▶ [Problem]: Work out the number of lines with "surety" in them. Reply with that number and no other words.
## BEGIN Record extracts
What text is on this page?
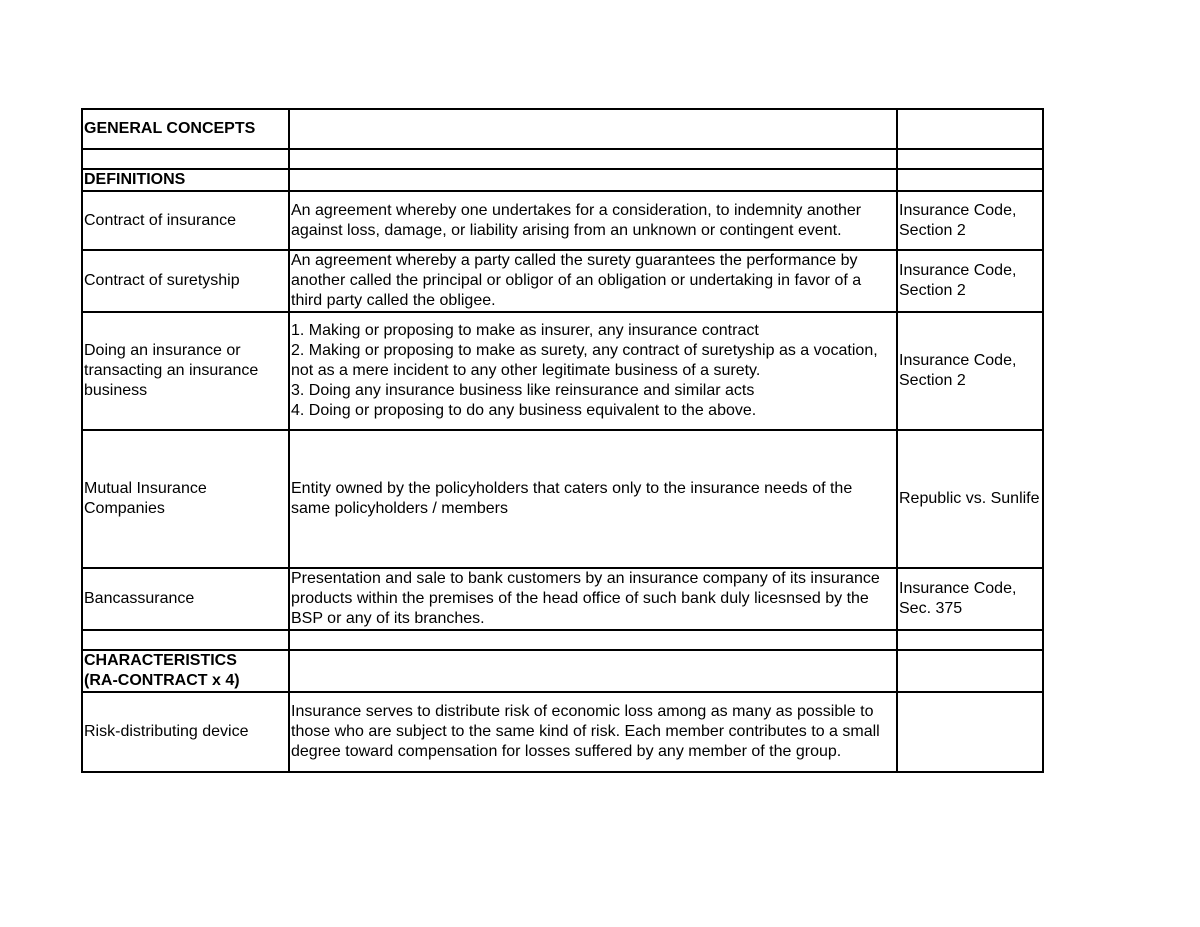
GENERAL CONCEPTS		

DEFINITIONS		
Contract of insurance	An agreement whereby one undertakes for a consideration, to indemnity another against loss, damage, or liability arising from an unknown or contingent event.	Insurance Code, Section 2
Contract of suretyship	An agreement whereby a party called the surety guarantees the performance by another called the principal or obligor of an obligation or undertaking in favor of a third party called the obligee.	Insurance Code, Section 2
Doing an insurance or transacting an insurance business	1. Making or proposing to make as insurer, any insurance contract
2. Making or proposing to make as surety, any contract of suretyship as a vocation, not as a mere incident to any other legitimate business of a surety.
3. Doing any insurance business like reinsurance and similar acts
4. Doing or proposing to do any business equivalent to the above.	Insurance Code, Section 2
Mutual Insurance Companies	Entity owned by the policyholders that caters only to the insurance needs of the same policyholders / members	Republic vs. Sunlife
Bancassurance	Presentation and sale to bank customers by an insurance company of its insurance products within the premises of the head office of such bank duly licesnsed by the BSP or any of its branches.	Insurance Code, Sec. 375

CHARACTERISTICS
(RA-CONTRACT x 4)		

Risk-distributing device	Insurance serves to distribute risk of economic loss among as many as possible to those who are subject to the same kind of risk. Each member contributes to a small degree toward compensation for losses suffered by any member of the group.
## END Record extracts
## BEGIN Record extracts
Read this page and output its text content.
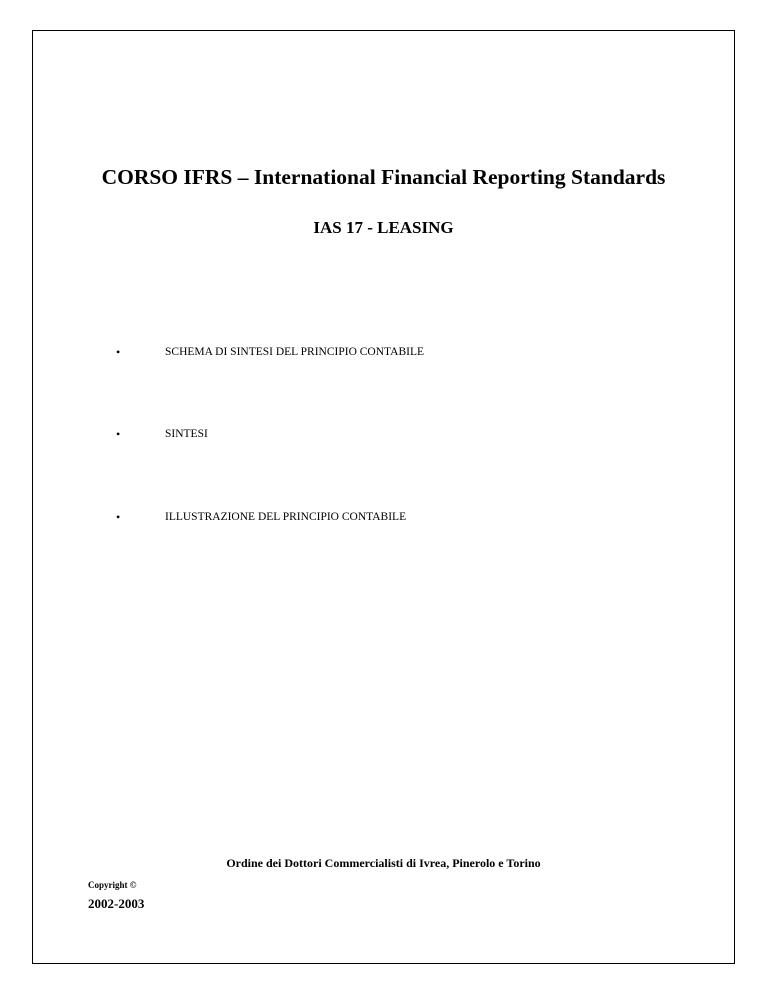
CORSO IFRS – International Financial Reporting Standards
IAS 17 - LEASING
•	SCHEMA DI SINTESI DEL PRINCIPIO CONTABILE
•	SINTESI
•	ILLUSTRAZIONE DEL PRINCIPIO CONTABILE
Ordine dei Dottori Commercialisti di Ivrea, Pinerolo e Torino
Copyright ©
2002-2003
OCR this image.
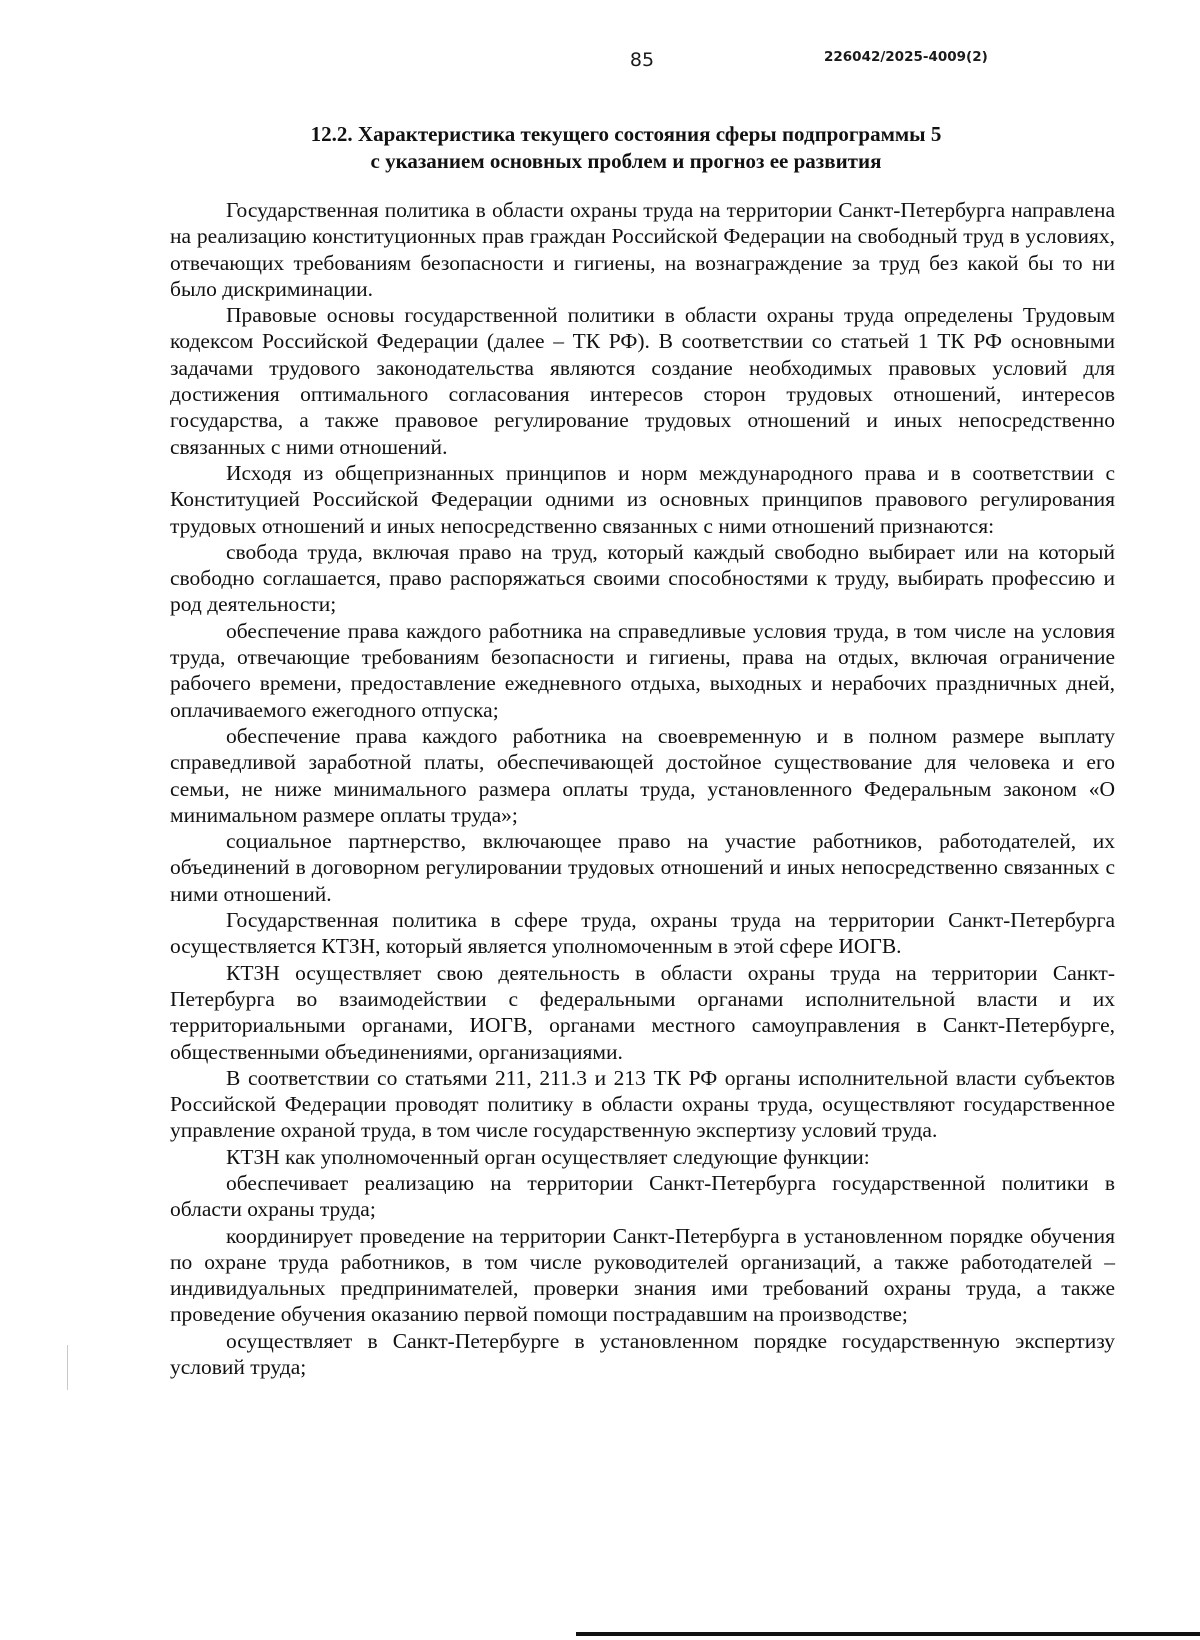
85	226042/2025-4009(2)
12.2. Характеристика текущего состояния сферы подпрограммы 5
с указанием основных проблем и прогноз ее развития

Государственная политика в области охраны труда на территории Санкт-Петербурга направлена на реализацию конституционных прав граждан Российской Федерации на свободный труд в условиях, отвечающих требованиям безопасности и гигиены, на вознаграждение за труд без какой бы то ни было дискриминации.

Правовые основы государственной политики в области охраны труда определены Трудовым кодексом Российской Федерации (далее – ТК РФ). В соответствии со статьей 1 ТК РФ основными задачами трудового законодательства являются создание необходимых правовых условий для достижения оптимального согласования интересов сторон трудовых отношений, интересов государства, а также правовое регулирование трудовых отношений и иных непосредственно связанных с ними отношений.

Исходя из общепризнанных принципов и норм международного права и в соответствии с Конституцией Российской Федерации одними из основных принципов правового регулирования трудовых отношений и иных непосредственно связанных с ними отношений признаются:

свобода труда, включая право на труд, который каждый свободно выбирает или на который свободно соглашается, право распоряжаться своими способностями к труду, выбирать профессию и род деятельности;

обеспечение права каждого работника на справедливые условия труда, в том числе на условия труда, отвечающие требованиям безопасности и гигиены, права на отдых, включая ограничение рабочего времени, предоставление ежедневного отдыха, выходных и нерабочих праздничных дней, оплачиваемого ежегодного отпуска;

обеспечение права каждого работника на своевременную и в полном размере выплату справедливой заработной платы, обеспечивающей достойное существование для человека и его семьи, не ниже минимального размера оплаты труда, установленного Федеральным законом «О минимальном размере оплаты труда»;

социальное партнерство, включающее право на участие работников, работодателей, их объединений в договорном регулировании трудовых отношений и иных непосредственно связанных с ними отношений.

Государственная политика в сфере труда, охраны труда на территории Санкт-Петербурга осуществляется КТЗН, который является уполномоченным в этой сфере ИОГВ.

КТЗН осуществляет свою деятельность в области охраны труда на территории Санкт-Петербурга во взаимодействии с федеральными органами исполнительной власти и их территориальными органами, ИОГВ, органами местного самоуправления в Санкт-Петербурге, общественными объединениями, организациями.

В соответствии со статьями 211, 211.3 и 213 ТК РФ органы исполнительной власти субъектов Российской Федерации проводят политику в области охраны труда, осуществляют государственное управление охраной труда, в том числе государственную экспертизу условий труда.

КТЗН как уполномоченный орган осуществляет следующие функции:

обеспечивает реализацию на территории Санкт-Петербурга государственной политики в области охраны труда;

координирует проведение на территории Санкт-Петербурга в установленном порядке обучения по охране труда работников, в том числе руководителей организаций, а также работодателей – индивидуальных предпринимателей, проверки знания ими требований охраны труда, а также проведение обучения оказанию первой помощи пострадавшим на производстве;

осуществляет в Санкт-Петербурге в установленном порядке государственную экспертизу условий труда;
## END Record extracts
## BEGIN Record extracts
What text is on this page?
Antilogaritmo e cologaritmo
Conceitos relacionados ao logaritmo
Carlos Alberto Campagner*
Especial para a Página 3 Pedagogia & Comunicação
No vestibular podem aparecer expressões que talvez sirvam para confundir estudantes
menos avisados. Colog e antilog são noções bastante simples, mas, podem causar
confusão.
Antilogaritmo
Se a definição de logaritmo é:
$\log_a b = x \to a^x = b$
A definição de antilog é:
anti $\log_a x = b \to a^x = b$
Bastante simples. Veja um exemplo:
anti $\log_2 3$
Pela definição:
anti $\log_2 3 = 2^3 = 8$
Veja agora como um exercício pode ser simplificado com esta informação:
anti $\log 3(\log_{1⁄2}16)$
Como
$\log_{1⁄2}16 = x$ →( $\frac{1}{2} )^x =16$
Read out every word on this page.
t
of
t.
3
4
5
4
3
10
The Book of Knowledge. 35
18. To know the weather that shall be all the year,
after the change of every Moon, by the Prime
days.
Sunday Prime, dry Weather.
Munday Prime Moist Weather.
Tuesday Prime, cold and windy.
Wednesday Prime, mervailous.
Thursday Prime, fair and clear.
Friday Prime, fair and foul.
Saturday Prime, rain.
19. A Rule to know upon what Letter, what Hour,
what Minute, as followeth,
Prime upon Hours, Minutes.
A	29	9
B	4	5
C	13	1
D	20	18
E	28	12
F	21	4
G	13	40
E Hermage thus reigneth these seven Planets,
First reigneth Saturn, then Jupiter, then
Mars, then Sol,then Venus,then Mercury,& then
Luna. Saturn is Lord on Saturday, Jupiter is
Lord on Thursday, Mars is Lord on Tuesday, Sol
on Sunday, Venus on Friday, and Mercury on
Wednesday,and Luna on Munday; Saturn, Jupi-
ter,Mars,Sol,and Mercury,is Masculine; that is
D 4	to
## END Record extracts
▶ [Task solution]: 2